▸ **Stated goal**:
Reproduce all of the material exactly as shown.

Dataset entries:
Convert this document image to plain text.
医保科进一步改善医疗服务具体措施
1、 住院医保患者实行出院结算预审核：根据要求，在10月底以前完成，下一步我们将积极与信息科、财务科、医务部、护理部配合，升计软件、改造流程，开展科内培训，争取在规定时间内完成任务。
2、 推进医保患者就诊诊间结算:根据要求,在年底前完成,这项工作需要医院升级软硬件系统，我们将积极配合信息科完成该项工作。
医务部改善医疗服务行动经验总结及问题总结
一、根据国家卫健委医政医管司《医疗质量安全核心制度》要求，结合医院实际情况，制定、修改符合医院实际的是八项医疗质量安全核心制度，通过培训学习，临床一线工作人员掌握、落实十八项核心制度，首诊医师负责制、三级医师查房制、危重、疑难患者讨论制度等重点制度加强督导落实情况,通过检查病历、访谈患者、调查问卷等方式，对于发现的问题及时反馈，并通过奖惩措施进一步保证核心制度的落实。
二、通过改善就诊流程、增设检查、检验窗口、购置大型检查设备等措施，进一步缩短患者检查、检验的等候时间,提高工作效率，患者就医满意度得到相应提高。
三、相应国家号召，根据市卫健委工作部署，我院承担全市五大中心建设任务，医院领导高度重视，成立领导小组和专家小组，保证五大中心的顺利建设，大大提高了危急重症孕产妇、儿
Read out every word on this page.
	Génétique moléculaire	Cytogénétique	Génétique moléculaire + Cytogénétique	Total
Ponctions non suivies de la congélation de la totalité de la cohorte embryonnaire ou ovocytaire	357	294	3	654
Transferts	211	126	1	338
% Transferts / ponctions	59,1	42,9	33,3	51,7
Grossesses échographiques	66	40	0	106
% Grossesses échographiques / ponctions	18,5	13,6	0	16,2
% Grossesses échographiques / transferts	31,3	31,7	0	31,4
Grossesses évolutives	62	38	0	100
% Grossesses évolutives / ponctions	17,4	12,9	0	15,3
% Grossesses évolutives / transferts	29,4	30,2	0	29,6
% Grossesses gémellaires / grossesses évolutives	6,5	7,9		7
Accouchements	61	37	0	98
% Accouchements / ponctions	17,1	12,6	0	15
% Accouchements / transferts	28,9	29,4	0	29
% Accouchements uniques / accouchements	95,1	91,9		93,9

▸ **Result for this exercise**:
Convert this document image to plain text.
医保科进一步改善医疗服务具体措施
1、 住院医保患者实行出院结算预审核：根据要求，在10月底以前完成，下一步我们将积极与信息科、财务科、医务部、护理部配合，升计软件、改造流程，开展科内培训，争取在规定时间内完成任务。
2、 推进医保患者就诊诊间结算:根据要求,在年底前完成,这项工作需要医院升级软硬件系统，我们将积极配合信息科完成该项工作。
医务部改善医疗服务行动经验总结及问题总结
一、根据国家卫健委医政医管司《医疗质量安全核心制度》要求，结合医院实际情况，制定、修改符合医院实际的是八项医疗质量安全核心制度，通过培训学习，临床一线工作人员掌握、落实十八项核心制度，首诊医师负责制、三级医师查房制、危重、疑难患者讨论制度等重点制度加强督导落实情况,通过检查病历、访谈患者、调查问卷等方式，对于发现的问题及时反馈，并通过奖惩措施进一步保证核心制度的落实。
二、通过改善就诊流程、增设检查、检验窗口、购置大型检查设备等措施，进一步缩短患者检查、检验的等候时间,提高工作效率，患者就医满意度得到相应提高。
三、相应国家号召，根据市卫健委工作部署，我院承担全市五大中心建设任务，医院领导高度重视，成立领导小组和专家小组，保证五大中心的顺利建设，大大提高了危急重症孕产妇、儿
Read out every word on this page.
	Génétique moléculaire	Cytogénétique	Génétique moléculaire + Cytogénétique	Total
Ponctions non suivies de la congélation de la totalité de la cohorte embryonnaire ou ovocytaire	357	294	3	654
Transferts	211	126	1	338
% Transferts / ponctions	59,1	42,9	33,3	51,7
Grossesses échographiques	66	40	0	106
% Grossesses échographiques / ponctions	18,5	13,6	0	16,2
% Grossesses échographiques / transferts	31,3	31,7	0	31,4
Grossesses évolutives	62	38	0	100
% Grossesses évolutives / ponctions	17,4	12,9	0	15,3
% Grossesses évolutives / transferts	29,4	30,2	0	29,6
% Grossesses gémellaires / grossesses évolutives	6,5	7,9		7
Accouchements	61	37	0	98
% Accouchements / ponctions	17,1	12,6	0	15
% Accouchements / transferts	28,9	29,4	0	29
% Accouchements uniques / accouchements	95,1	91,9		93,9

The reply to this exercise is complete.